→ **Task prompt**
Look through the listing below and give the number of lines that hold "shops". Say nothing more.

→ **Data entries**

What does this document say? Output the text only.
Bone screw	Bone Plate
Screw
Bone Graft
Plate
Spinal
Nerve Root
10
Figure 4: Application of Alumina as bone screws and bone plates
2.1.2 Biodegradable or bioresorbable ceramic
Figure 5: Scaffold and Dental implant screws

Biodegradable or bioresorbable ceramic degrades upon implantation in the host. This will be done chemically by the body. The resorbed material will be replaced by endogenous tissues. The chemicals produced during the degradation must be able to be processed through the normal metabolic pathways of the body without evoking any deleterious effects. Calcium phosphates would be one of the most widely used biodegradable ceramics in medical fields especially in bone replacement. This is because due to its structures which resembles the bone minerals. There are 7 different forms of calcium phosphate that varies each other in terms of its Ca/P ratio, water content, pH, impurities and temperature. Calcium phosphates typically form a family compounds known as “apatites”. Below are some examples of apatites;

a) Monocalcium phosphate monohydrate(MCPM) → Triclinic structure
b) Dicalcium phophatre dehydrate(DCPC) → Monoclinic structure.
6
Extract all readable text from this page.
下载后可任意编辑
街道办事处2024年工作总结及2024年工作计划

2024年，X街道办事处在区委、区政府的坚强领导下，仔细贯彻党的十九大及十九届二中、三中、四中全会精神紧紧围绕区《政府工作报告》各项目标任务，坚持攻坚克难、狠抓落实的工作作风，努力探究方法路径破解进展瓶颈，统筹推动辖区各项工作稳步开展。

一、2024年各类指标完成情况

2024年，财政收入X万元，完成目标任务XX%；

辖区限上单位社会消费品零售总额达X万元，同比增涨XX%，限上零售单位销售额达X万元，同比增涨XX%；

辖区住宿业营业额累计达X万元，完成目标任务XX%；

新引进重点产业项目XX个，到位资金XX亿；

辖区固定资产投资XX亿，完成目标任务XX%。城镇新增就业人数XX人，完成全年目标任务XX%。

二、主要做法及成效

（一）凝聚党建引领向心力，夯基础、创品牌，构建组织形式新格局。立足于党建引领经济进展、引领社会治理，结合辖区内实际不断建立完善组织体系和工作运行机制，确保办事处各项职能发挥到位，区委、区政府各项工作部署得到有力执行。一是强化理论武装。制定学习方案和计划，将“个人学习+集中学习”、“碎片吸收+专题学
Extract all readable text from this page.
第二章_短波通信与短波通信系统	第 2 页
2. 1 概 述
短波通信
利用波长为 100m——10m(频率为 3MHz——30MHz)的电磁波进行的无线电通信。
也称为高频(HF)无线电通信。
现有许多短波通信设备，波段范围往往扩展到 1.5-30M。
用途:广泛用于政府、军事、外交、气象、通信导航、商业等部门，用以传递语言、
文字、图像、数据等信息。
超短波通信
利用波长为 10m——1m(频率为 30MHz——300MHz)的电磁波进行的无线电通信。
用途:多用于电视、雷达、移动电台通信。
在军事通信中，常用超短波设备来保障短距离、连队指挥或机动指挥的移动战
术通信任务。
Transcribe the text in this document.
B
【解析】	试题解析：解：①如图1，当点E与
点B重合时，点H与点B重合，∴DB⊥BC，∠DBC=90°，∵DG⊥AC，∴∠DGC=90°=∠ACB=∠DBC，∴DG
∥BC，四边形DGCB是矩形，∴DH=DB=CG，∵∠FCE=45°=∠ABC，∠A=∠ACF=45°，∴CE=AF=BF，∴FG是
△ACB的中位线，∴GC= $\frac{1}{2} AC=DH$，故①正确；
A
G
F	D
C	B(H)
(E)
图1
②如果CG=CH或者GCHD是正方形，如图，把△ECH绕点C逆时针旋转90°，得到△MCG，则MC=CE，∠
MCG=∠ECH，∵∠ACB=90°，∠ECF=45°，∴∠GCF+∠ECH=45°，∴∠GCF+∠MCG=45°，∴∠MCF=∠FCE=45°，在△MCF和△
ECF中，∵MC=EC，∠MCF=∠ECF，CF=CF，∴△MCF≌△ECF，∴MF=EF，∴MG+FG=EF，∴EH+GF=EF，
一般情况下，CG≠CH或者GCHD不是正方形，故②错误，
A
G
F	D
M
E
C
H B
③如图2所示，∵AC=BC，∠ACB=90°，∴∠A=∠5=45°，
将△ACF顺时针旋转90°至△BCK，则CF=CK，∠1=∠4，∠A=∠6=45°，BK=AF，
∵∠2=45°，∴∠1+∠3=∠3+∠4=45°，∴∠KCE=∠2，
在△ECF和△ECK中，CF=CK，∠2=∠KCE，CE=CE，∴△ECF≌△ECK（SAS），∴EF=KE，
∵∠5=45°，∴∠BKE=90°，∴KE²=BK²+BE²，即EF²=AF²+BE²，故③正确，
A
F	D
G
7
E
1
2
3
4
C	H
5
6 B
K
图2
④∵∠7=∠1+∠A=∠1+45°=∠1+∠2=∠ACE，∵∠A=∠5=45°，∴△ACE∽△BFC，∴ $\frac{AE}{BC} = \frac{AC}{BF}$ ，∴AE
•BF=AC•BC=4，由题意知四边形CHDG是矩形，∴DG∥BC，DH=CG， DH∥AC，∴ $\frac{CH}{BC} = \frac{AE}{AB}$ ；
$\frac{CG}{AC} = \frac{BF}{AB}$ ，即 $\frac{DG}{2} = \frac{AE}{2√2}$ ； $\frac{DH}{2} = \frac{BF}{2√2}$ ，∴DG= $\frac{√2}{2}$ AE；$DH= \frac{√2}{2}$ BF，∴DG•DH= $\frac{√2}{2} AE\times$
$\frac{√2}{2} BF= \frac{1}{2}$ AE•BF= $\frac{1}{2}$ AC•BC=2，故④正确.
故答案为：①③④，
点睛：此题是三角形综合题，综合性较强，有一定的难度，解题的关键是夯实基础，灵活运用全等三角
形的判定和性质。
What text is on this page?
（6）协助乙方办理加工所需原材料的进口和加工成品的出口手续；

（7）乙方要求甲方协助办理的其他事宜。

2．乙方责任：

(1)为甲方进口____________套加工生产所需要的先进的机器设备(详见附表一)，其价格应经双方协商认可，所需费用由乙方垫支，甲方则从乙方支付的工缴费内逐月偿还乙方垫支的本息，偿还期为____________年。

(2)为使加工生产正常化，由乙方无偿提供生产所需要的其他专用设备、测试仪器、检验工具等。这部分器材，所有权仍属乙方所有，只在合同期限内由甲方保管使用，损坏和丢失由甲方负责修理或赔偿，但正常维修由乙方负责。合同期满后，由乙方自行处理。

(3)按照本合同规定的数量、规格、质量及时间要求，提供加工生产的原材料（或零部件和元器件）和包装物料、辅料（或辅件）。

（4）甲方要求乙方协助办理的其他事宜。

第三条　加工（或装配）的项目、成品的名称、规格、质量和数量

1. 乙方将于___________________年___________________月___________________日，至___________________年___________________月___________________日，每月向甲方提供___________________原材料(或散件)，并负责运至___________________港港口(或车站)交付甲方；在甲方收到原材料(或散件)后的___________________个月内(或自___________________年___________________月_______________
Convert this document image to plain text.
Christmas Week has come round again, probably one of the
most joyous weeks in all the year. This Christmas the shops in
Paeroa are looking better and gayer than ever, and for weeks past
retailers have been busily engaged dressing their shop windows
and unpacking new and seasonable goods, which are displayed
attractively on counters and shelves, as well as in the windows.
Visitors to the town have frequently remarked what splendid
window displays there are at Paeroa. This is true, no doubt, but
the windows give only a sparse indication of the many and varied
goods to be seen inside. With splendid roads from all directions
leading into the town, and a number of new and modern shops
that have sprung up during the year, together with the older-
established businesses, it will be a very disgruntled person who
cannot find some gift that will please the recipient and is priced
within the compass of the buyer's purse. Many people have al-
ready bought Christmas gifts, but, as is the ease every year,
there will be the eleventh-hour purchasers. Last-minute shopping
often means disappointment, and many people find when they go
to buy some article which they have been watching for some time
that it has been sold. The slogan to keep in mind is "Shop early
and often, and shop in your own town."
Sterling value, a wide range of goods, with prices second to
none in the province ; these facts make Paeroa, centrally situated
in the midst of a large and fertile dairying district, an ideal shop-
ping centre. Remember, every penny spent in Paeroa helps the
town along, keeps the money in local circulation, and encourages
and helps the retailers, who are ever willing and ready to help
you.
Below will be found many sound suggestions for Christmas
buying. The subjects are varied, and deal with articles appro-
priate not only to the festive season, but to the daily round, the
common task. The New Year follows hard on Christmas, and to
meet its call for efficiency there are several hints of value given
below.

→ **Task result**
2